__EXERCISE DETAILS__.
Reproduce all records exactly.

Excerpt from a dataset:
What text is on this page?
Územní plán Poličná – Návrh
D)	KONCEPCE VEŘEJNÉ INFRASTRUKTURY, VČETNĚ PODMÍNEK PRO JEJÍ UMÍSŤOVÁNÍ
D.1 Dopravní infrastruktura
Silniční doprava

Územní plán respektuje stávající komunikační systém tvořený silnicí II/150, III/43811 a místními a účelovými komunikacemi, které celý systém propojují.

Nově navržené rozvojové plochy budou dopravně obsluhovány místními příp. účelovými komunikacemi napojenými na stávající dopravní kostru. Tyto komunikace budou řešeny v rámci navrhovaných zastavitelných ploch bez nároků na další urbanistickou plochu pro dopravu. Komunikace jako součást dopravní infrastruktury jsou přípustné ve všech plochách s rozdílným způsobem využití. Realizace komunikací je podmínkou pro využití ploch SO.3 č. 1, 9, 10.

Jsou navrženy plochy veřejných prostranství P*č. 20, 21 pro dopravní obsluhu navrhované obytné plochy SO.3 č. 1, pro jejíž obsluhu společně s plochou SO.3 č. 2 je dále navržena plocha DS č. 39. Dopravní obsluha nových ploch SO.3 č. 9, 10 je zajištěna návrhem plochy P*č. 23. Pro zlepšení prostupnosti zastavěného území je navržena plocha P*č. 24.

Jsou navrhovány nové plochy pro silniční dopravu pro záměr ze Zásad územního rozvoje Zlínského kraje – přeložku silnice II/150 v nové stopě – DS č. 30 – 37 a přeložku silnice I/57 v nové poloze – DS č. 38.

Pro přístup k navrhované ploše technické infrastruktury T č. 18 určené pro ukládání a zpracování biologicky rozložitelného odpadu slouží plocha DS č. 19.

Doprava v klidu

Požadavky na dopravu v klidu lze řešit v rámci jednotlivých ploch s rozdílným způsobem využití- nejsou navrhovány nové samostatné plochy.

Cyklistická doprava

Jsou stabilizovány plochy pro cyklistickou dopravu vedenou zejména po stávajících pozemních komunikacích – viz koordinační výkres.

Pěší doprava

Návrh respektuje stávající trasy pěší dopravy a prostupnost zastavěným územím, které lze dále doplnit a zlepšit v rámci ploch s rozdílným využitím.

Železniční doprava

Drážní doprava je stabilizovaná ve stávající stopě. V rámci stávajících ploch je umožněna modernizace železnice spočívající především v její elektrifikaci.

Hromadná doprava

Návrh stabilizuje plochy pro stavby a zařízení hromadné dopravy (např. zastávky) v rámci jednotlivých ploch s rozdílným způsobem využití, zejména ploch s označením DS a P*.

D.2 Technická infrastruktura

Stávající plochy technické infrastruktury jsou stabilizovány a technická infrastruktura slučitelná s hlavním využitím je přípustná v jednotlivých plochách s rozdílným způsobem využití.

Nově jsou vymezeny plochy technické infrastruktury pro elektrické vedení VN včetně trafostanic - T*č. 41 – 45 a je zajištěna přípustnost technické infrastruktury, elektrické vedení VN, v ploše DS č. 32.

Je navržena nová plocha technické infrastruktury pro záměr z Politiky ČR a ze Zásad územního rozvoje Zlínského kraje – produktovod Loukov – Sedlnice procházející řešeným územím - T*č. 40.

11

__TASK SOLUTION__.
What text is on this page?
Územní plán Poličná – Návrh
D)	KONCEPCE VEŘEJNÉ INFRASTRUKTURY, VČETNĚ PODMÍNEK PRO JEJÍ UMÍSŤOVÁNÍ
D.1 Dopravní infrastruktura
Silniční doprava

Územní plán respektuje stávající komunikační systém tvořený silnicí II/150, III/43811 a místními a účelovými komunikacemi, které celý systém propojují.

Nově navržené rozvojové plochy budou dopravně obsluhovány místními příp. účelovými komunikacemi napojenými na stávající dopravní kostru. Tyto komunikace budou řešeny v rámci navrhovaných zastavitelných ploch bez nároků na další urbanistickou plochu pro dopravu. Komunikace jako součást dopravní infrastruktury jsou přípustné ve všech plochách s rozdílným způsobem využití. Realizace komunikací je podmínkou pro využití ploch SO.3 č. 1, 9, 10.

Jsou navrženy plochy veřejných prostranství P*č. 20, 21 pro dopravní obsluhu navrhované obytné plochy SO.3 č. 1, pro jejíž obsluhu společně s plochou SO.3 č. 2 je dále navržena plocha DS č. 39. Dopravní obsluha nových ploch SO.3 č. 9, 10 je zajištěna návrhem plochy P*č. 23. Pro zlepšení prostupnosti zastavěného území je navržena plocha P*č. 24.

Jsou navrhovány nové plochy pro silniční dopravu pro záměr ze Zásad územního rozvoje Zlínského kraje – přeložku silnice II/150 v nové stopě – DS č. 30 – 37 a přeložku silnice I/57 v nové poloze – DS č. 38.

Pro přístup k navrhované ploše technické infrastruktury T č. 18 určené pro ukládání a zpracování biologicky rozložitelného odpadu slouží plocha DS č. 19.

Doprava v klidu

Požadavky na dopravu v klidu lze řešit v rámci jednotlivých ploch s rozdílným způsobem využití- nejsou navrhovány nové samostatné plochy.

Cyklistická doprava

Jsou stabilizovány plochy pro cyklistickou dopravu vedenou zejména po stávajících pozemních komunikacích – viz koordinační výkres.

Pěší doprava

Návrh respektuje stávající trasy pěší dopravy a prostupnost zastavěným územím, které lze dále doplnit a zlepšit v rámci ploch s rozdílným využitím.

Železniční doprava

Drážní doprava je stabilizovaná ve stávající stopě. V rámci stávajících ploch je umožněna modernizace železnice spočívající především v její elektrifikaci.

Hromadná doprava

Návrh stabilizuje plochy pro stavby a zařízení hromadné dopravy (např. zastávky) v rámci jednotlivých ploch s rozdílným způsobem využití, zejména ploch s označením DS a P*.

D.2 Technická infrastruktura

Stávající plochy technické infrastruktury jsou stabilizovány a technická infrastruktura slučitelná s hlavním využitím je přípustná v jednotlivých plochách s rozdílným způsobem využití.

Nově jsou vymezeny plochy technické infrastruktury pro elektrické vedení VN včetně trafostanic - T*č. 41 – 45 a je zajištěna přípustnost technické infrastruktury, elektrické vedení VN, v ploše DS č. 32.

Je navržena nová plocha technické infrastruktury pro záměr z Politiky ČR a ze Zásad územního rozvoje Zlínského kraje – produktovod Loukov – Sedlnice procházející řešeným územím - T*č. 40.

11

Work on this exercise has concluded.